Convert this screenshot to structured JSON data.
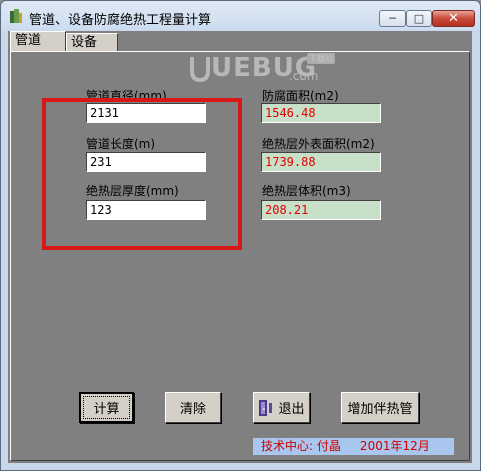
{
  "window": {
    "title": "管道、设备防腐绝热工程量计算"
  },
  "controls": {
    "min": "─",
    "max": "□",
    "close": "✕"
  },
  "tabs": [
    {
      "label": "管道"
    },
    {
      "label": "设备"
    }
  ],
  "watermark": {
    "brand": "UEBUG",
    "domain": ".com",
    "badge": "下载站"
  },
  "inputs": {
    "diameter_label": "管道直径(mm)",
    "diameter_value": "2131",
    "length_label": "管道长度(m)",
    "length_value": "231",
    "thickness_label": "绝热层厚度(mm)",
    "thickness_value": "123"
  },
  "outputs": {
    "anticorrosion_label": "防腐面积(m2)",
    "anticorrosion_value": "1546.48",
    "outer_area_label": "绝热层外表面积(m2)",
    "outer_area_value": "1739.88",
    "volume_label": "绝热层体积(m3)",
    "volume_value": "208.21"
  },
  "buttons": {
    "calculate": "计算",
    "clear": "清除",
    "exit": "退出",
    "add_tracing": "增加伴热管"
  },
  "footer": {
    "info": "技术中心: 付晶     2001年12月"
  },
  "colors": {
    "highlight_box": "#d81818",
    "result_text": "#e00000",
    "result_bg": "#c8e0c8"
  }
}
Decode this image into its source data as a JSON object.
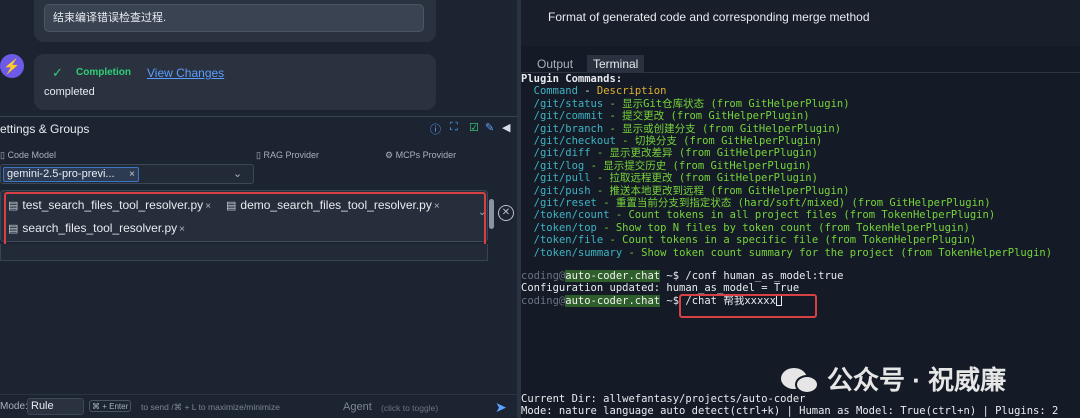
{
  "chat": {
    "prev_message": "结束编译错误检查过程.",
    "bolt_icon": "⚡",
    "completion": {
      "check_icon": "✓",
      "label": "Completion",
      "view_changes": "View Changes",
      "status": "completed"
    }
  },
  "settings": {
    "title": "ettings & Groups",
    "toolbar_icons": [
      "help-icon",
      "expand-icon",
      "check-icon",
      "edit-icon",
      "sound-icon"
    ]
  },
  "providers": {
    "code_model_label": "Code Model",
    "rag_label": "RAG Provider",
    "mcps_label": "MCPs Provider",
    "model_value": "gemini-2.5-pro-previ...",
    "chip_close": "×",
    "chevron": "⌄"
  },
  "files": [
    {
      "name": "test_search_files_tool_resolver.py",
      "close": "×"
    },
    {
      "name": "demo_search_files_tool_resolver.py",
      "close": "×"
    },
    {
      "name": "search_files_tool_resolver.py",
      "close": "×"
    }
  ],
  "bottom": {
    "mode_label": "Mode:",
    "mode_value": "Rule",
    "kbd_send": "⌘ + Enter",
    "hint_send": "to send /⌘ + L to maximize/minimize",
    "agent_label": "Agent",
    "agent_hint": "(click to toggle)"
  },
  "terminal": {
    "top_description": "Format of generated code and corresponding merge method",
    "tabs": [
      "Output",
      "Terminal"
    ],
    "plugin_header": "Plugin Commands:",
    "command_col": "Command",
    "dash": "-",
    "description_col": "Description",
    "commands": [
      {
        "cmd": "/git/status",
        "desc": "- 显示Git仓库状态 (from GitHelperPlugin)"
      },
      {
        "cmd": "/git/commit",
        "desc": "- 提交更改 (from GitHelperPlugin)"
      },
      {
        "cmd": "/git/branch",
        "desc": "- 显示或创建分支 (from GitHelperPlugin)"
      },
      {
        "cmd": "/git/checkout",
        "desc": "- 切换分支 (from GitHelperPlugin)"
      },
      {
        "cmd": "/git/diff",
        "desc": "- 显示更改差异 (from GitHelperPlugin)"
      },
      {
        "cmd": "/git/log",
        "desc": "- 显示提交历史 (from GitHelperPlugin)"
      },
      {
        "cmd": "/git/pull",
        "desc": "- 拉取远程更改 (from GitHelperPlugin)"
      },
      {
        "cmd": "/git/push",
        "desc": "- 推送本地更改到远程 (from GitHelperPlugin)"
      },
      {
        "cmd": "/git/reset",
        "desc": "- 重置当前分支到指定状态 (hard/soft/mixed) (from GitHelperPlugin)"
      },
      {
        "cmd": "/token/count",
        "desc": "- Count tokens in all project files (from TokenHelperPlugin)"
      },
      {
        "cmd": "/token/top",
        "desc": "- Show top N files by token count (from TokenHelperPlugin)"
      },
      {
        "cmd": "/token/file",
        "desc": "- Count tokens in a specific file (from TokenHelperPlugin)"
      },
      {
        "cmd": "/token/summary",
        "desc": "- Show token count summary for the project (from TokenHelperPlugin)"
      }
    ],
    "prompt_user": "coding@",
    "prompt_host": "auto-coder.chat",
    "prompt_tilde": " ~$",
    "cmd1": " /conf human_as_model:true",
    "config_output": "Configuration updated: human_as_model = True",
    "cmd2": " /chat 帮我xxxxx",
    "current_dir": "Current Dir: allwefantasy/projects/auto-coder",
    "mode_line": "Mode: nature language auto detect(ctrl+k) | Human as Model: True(ctrl+n) | Plugins: 2"
  },
  "watermark": "公众号 · 祝威廉"
}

★ ★ ★ ★ ★ ★ ★

In the listing above, locate each line with "Show" and copy it.

### Completed task
        "desc": "- Show top N files by token count (from TokenHelperPlugin)"
        "desc": "- Show token count summary for the project (from TokenHelperPlugin)"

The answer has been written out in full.